(Extracts from a graphics dataset)

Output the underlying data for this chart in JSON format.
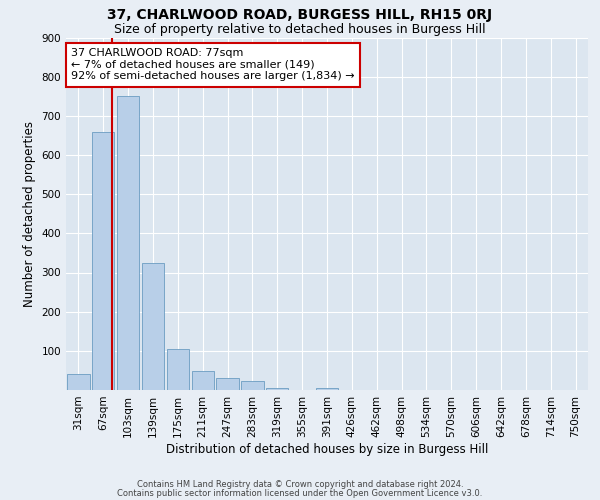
{
  "title": "37, CHARLWOOD ROAD, BURGESS HILL, RH15 0RJ",
  "subtitle": "Size of property relative to detached houses in Burgess Hill",
  "xlabel": "Distribution of detached houses by size in Burgess Hill",
  "ylabel": "Number of detached properties",
  "footnote1": "Contains HM Land Registry data © Crown copyright and database right 2024.",
  "footnote2": "Contains public sector information licensed under the Open Government Licence v3.0.",
  "bin_labels": [
    "31sqm",
    "67sqm",
    "103sqm",
    "139sqm",
    "175sqm",
    "211sqm",
    "247sqm",
    "283sqm",
    "319sqm",
    "355sqm",
    "391sqm",
    "426sqm",
    "462sqm",
    "498sqm",
    "534sqm",
    "570sqm",
    "606sqm",
    "642sqm",
    "678sqm",
    "714sqm",
    "750sqm"
  ],
  "bar_values": [
    40,
    660,
    750,
    325,
    105,
    48,
    30,
    22,
    5,
    0,
    5,
    0,
    0,
    0,
    0,
    0,
    0,
    0,
    0,
    0,
    0
  ],
  "bar_color": "#b8cfe8",
  "bar_edgecolor": "#6b9dc2",
  "vline_x": 1.35,
  "vline_color": "#cc0000",
  "annotation_text": "37 CHARLWOOD ROAD: 77sqm\n← 7% of detached houses are smaller (149)\n92% of semi-detached houses are larger (1,834) →",
  "annotation_box_edgecolor": "#cc0000",
  "annotation_box_facecolor": "white",
  "ylim": [
    0,
    900
  ],
  "yticks": [
    100,
    200,
    300,
    400,
    500,
    600,
    700,
    800,
    900
  ],
  "background_color": "#e8eef5",
  "plot_background": "#dce6f0",
  "grid_color": "white",
  "title_fontsize": 10,
  "subtitle_fontsize": 9,
  "tick_fontsize": 7.5,
  "ylabel_fontsize": 8.5,
  "xlabel_fontsize": 8.5
}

• _WHAT TO DO_: From the data, list each line in which the string "Contains" appears.

• _TASK RESPONSE_:
  "footnote1": "Contains HM Land Registry data © Crown copyright and database right 2024.",
  "footnote2": "Contains public sector information licensed under the Open Government Licence v3.0.",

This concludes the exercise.